- Task:
Word for word, restate every line of the material.

- Material provided:
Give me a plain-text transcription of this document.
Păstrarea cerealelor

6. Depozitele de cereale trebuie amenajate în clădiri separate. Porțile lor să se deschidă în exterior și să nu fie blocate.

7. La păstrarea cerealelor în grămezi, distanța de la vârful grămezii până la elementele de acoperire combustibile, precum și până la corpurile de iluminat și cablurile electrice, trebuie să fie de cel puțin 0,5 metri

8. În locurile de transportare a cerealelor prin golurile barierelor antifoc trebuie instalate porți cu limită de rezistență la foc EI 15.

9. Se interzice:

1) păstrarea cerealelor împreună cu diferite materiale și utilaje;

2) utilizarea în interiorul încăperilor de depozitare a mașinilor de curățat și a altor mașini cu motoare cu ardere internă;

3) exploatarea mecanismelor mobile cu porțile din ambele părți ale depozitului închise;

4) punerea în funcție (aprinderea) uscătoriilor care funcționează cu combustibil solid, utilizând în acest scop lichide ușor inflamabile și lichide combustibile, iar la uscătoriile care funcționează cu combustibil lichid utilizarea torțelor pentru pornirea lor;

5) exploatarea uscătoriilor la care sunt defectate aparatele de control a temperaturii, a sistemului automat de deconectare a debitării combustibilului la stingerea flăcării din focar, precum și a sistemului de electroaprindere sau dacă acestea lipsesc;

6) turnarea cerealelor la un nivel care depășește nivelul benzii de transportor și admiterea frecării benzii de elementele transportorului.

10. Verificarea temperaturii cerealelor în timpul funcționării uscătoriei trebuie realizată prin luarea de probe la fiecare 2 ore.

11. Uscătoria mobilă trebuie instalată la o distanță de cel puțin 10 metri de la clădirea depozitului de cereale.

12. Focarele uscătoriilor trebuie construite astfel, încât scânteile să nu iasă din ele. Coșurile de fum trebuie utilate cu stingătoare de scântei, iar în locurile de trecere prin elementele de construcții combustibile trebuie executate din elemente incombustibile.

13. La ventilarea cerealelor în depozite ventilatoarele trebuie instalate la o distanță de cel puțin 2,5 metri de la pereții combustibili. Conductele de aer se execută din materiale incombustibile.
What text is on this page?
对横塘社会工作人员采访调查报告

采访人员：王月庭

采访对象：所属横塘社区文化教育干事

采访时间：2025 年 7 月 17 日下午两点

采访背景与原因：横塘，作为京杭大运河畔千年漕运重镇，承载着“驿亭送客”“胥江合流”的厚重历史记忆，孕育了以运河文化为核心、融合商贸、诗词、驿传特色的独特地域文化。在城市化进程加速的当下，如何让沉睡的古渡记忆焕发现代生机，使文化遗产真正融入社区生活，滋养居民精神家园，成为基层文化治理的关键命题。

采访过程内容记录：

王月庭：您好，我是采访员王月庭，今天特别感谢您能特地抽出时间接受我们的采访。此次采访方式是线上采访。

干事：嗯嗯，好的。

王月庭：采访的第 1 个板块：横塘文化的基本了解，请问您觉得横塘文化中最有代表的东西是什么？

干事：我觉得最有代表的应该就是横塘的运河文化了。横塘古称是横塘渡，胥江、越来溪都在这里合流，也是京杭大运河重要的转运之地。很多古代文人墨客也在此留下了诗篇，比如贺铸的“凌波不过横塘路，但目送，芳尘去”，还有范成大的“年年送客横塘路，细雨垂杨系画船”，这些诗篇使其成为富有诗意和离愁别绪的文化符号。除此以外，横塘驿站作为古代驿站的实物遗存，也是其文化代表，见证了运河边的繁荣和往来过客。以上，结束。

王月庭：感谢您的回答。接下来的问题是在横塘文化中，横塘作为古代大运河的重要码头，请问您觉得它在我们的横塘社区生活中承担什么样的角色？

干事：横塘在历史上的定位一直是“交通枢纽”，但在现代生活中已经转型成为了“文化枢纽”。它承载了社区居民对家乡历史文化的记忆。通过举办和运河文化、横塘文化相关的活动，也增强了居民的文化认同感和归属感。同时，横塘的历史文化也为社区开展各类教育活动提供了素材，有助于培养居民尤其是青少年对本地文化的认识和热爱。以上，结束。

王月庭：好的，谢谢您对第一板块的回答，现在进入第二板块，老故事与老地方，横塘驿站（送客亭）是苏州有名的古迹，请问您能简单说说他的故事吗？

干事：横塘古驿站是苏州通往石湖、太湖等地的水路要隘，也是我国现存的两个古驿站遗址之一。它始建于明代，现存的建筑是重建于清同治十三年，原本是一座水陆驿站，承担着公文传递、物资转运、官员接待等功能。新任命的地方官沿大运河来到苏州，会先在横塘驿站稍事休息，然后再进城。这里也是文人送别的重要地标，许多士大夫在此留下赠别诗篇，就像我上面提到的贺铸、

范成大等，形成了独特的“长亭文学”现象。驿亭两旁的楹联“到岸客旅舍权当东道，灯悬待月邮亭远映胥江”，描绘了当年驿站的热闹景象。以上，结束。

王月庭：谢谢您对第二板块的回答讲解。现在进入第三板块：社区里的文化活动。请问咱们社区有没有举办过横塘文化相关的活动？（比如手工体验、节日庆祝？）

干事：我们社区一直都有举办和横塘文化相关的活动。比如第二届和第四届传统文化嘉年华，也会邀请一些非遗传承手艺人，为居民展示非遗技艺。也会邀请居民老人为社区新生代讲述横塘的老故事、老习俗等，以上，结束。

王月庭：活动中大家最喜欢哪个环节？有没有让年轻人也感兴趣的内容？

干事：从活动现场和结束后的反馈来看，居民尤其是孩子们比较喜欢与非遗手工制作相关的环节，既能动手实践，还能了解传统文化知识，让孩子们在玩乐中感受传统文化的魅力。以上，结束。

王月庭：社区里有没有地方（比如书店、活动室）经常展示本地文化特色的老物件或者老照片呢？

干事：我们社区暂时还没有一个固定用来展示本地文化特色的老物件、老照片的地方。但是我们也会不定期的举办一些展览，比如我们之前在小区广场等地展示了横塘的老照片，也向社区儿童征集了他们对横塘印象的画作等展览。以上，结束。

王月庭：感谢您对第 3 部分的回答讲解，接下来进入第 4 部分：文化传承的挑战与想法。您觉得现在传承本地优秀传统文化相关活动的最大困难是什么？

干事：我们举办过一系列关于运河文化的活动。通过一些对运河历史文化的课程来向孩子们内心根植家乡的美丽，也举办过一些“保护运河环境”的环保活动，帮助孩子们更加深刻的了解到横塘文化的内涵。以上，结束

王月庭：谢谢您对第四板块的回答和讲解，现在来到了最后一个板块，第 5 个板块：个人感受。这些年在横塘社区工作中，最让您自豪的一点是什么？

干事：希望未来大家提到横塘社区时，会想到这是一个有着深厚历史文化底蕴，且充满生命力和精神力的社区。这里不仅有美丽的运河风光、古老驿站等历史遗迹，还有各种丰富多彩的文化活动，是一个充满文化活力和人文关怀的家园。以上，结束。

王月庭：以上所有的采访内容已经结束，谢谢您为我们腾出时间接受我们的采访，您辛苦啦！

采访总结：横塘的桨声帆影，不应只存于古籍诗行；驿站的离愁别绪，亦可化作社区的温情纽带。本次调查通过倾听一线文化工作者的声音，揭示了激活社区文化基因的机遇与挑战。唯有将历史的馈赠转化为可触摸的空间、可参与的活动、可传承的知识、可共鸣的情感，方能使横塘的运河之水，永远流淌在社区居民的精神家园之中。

- Written response:
Give me a plain-text transcription of this document.
Păstrarea cerealelor

6. Depozitele de cereale trebuie amenajate în clădiri separate. Porțile lor să se deschidă în exterior și să nu fie blocate.

7. La păstrarea cerealelor în grămezi, distanța de la vârful grămezii până la elementele de acoperire combustibile, precum și până la corpurile de iluminat și cablurile electrice, trebuie să fie de cel puțin 0,5 metri

8. În locurile de transportare a cerealelor prin golurile barierelor antifoc trebuie instalate porți cu limită de rezistență la foc EI 15.

9. Se interzice:

1) păstrarea cerealelor împreună cu diferite materiale și utilaje;

2) utilizarea în interiorul încăperilor de depozitare a mașinilor de curățat și a altor mașini cu motoare cu ardere internă;

3) exploatarea mecanismelor mobile cu porțile din ambele părți ale depozitului închise;

4) punerea în funcție (aprinderea) uscătoriilor care funcționează cu combustibil solid, utilizând în acest scop lichide ușor inflamabile și lichide combustibile, iar la uscătoriile care funcționează cu combustibil lichid utilizarea torțelor pentru pornirea lor;

5) exploatarea uscătoriilor la care sunt defectate aparatele de control a temperaturii, a sistemului automat de deconectare a debitării combustibilului la stingerea flăcării din focar, precum și a sistemului de electroaprindere sau dacă acestea lipsesc;

6) turnarea cerealelor la un nivel care depășește nivelul benzii de transportor și admiterea frecării benzii de elementele transportorului.

10. Verificarea temperaturii cerealelor în timpul funcționării uscătoriei trebuie realizată prin luarea de probe la fiecare 2 ore.

11. Uscătoria mobilă trebuie instalată la o distanță de cel puțin 10 metri de la clădirea depozitului de cereale.

12. Focarele uscătoriilor trebuie construite astfel, încât scânteile să nu iasă din ele. Coșurile de fum trebuie utilate cu stingătoare de scântei, iar în locurile de trecere prin elementele de construcții combustibile trebuie executate din elemente incombustibile.

13. La ventilarea cerealelor în depozite ventilatoarele trebuie instalate la o distanță de cel puțin 2,5 metri de la pereții combustibili. Conductele de aer se execută din materiale incombustibile.
What text is on this page?
对横塘社会工作人员采访调查报告

采访人员：王月庭

采访对象：所属横塘社区文化教育干事

采访时间：2025 年 7 月 17 日下午两点

采访背景与原因：横塘，作为京杭大运河畔千年漕运重镇，承载着“驿亭送客”“胥江合流”的厚重历史记忆，孕育了以运河文化为核心、融合商贸、诗词、驿传特色的独特地域文化。在城市化进程加速的当下，如何让沉睡的古渡记忆焕发现代生机，使文化遗产真正融入社区生活，滋养居民精神家园，成为基层文化治理的关键命题。

采访过程内容记录：

王月庭：您好，我是采访员王月庭，今天特别感谢您能特地抽出时间接受我们的采访。此次采访方式是线上采访。

干事：嗯嗯，好的。

王月庭：采访的第 1 个板块：横塘文化的基本了解，请问您觉得横塘文化中最有代表的东西是什么？

干事：我觉得最有代表的应该就是横塘的运河文化了。横塘古称是横塘渡，胥江、越来溪都在这里合流，也是京杭大运河重要的转运之地。很多古代文人墨客也在此留下了诗篇，比如贺铸的“凌波不过横塘路，但目送，芳尘去”，还有范成大的“年年送客横塘路，细雨垂杨系画船”，这些诗篇使其成为富有诗意和离愁别绪的文化符号。除此以外，横塘驿站作为古代驿站的实物遗存，也是其文化代表，见证了运河边的繁荣和往来过客。以上，结束。

王月庭：感谢您的回答。接下来的问题是在横塘文化中，横塘作为古代大运河的重要码头，请问您觉得它在我们的横塘社区生活中承担什么样的角色？

干事：横塘在历史上的定位一直是“交通枢纽”，但在现代生活中已经转型成为了“文化枢纽”。它承载了社区居民对家乡历史文化的记忆。通过举办和运河文化、横塘文化相关的活动，也增强了居民的文化认同感和归属感。同时，横塘的历史文化也为社区开展各类教育活动提供了素材，有助于培养居民尤其是青少年对本地文化的认识和热爱。以上，结束。

王月庭：好的，谢谢您对第一板块的回答，现在进入第二板块，老故事与老地方，横塘驿站（送客亭）是苏州有名的古迹，请问您能简单说说他的故事吗？

干事：横塘古驿站是苏州通往石湖、太湖等地的水路要隘，也是我国现存的两个古驿站遗址之一。它始建于明代，现存的建筑是重建于清同治十三年，原本是一座水陆驿站，承担着公文传递、物资转运、官员接待等功能。新任命的地方官沿大运河来到苏州，会先在横塘驿站稍事休息，然后再进城。这里也是文人送别的重要地标，许多士大夫在此留下赠别诗篇，就像我上面提到的贺铸、

范成大等，形成了独特的“长亭文学”现象。驿亭两旁的楹联“到岸客旅舍权当东道，灯悬待月邮亭远映胥江”，描绘了当年驿站的热闹景象。以上，结束。

王月庭：谢谢您对第二板块的回答讲解。现在进入第三板块：社区里的文化活动。请问咱们社区有没有举办过横塘文化相关的活动？（比如手工体验、节日庆祝？）

干事：我们社区一直都有举办和横塘文化相关的活动。比如第二届和第四届传统文化嘉年华，也会邀请一些非遗传承手艺人，为居民展示非遗技艺。也会邀请居民老人为社区新生代讲述横塘的老故事、老习俗等，以上，结束。

王月庭：活动中大家最喜欢哪个环节？有没有让年轻人也感兴趣的内容？

干事：从活动现场和结束后的反馈来看，居民尤其是孩子们比较喜欢与非遗手工制作相关的环节，既能动手实践，还能了解传统文化知识，让孩子们在玩乐中感受传统文化的魅力。以上，结束。

王月庭：社区里有没有地方（比如书店、活动室）经常展示本地文化特色的老物件或者老照片呢？

干事：我们社区暂时还没有一个固定用来展示本地文化特色的老物件、老照片的地方。但是我们也会不定期的举办一些展览，比如我们之前在小区广场等地展示了横塘的老照片，也向社区儿童征集了他们对横塘印象的画作等展览。以上，结束。

王月庭：感谢您对第 3 部分的回答讲解，接下来进入第 4 部分：文化传承的挑战与想法。您觉得现在传承本地优秀传统文化相关活动的最大困难是什么？

干事：我们举办过一系列关于运河文化的活动。通过一些对运河历史文化的课程来向孩子们内心根植家乡的美丽，也举办过一些“保护运河环境”的环保活动，帮助孩子们更加深刻的了解到横塘文化的内涵。以上，结束

王月庭：谢谢您对第四板块的回答和讲解，现在来到了最后一个板块，第 5 个板块：个人感受。这些年在横塘社区工作中，最让您自豪的一点是什么？

干事：希望未来大家提到横塘社区时，会想到这是一个有着深厚历史文化底蕴，且充满生命力和精神力的社区。这里不仅有美丽的运河风光、古老驿站等历史遗迹，还有各种丰富多彩的文化活动，是一个充满文化活力和人文关怀的家园。以上，结束。

王月庭：以上所有的采访内容已经结束，谢谢您为我们腾出时间接受我们的采访，您辛苦啦！

采访总结：横塘的桨声帆影，不应只存于古籍诗行；驿站的离愁别绪，亦可化作社区的温情纽带。本次调查通过倾听一线文化工作者的声音，揭示了激活社区文化基因的机遇与挑战。唯有将历史的馈赠转化为可触摸的空间、可参与的活动、可传承的知识、可共鸣的情感，方能使横塘的运河之水，永远流淌在社区居民的精神家园之中。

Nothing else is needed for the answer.